Restate each line of the listing exactly, without carrying over any pictures.

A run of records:

--------------------

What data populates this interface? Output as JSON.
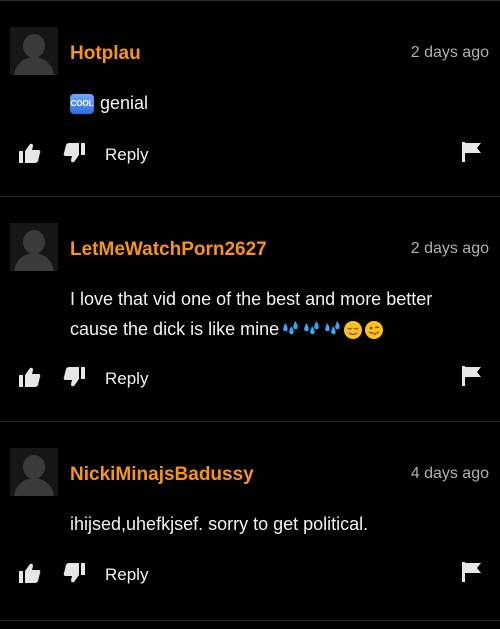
{
  "comments": [
    {
      "username": "Hotplau",
      "time": "2 days ago",
      "badge": "COOL",
      "text": "genial",
      "reply": "Reply"
    },
    {
      "username": "LetMeWatchPorn2627",
      "time": "2 days ago",
      "text_line1": "I love that vid one of the best and more better",
      "text_line2": "cause the dick is like mine",
      "emojis": [
        "sweat-droplets",
        "sweat-droplets",
        "sweat-droplets",
        "relieved-face",
        "winking-tongue-face"
      ],
      "reply": "Reply"
    },
    {
      "username": "NickiMinajsBadussy",
      "time": "4 days ago",
      "text": "ihijsed,uhefkjsef. sorry to get political.",
      "reply": "Reply"
    }
  ],
  "colors": {
    "username": "#f7941d",
    "background": "#000000",
    "text": "#f2f2f2",
    "timestamp": "#b0b0b0"
  }
}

--------------------

CORRECT OUTPUT:
What data populates this interface? Output as JSON.
{
  "comments": [
    {
      "username": "Hotplau",
      "time": "2 days ago",
      "badge": "COOL",
      "text": "genial",
      "reply": "Reply"
    },
    {
      "username": "LetMeWatchPorn2627",
      "time": "2 days ago",
      "text_line1": "I love that vid one of the best and more better",
      "text_line2": "cause the dick is like mine",
      "emojis": [
        "sweat-droplets",
        "sweat-droplets",
        "sweat-droplets",
        "relieved-face",
        "winking-tongue-face"
      ],
      "reply": "Reply"
    },
    {
      "username": "NickiMinajsBadussy",
      "time": "4 days ago",
      "text": "ihijsed,uhefkjsef. sorry to get political.",
      "reply": "Reply"
    }
  ],
  "colors": {
    "username": "#f7941d",
    "background": "#000000",
    "text": "#f2f2f2",
    "timestamp": "#b0b0b0"
  }
}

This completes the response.